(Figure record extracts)
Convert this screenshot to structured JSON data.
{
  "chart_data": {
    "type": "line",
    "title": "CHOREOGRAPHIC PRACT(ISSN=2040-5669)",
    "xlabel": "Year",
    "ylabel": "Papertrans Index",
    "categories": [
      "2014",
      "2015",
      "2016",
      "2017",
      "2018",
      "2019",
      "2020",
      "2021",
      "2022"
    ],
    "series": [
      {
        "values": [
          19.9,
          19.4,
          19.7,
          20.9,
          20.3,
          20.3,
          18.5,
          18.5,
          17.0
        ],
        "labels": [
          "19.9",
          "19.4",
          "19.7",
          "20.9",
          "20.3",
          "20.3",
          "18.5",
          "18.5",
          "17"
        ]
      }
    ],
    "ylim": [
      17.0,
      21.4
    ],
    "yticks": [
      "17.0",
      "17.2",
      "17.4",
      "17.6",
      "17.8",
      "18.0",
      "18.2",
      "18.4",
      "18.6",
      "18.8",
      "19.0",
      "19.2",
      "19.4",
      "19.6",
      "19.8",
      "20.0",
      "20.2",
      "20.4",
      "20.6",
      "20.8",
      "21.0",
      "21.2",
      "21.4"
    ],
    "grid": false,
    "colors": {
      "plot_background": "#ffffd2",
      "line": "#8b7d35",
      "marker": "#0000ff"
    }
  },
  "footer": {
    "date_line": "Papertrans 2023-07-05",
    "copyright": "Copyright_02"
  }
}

● **What to work on**
Lines that include the word "Papertrans" are to be extracted from the data above.

● **Exercise response**
    "ylabel": "Papertrans Index",
    "date_line": "Papertrans 2023-07-05",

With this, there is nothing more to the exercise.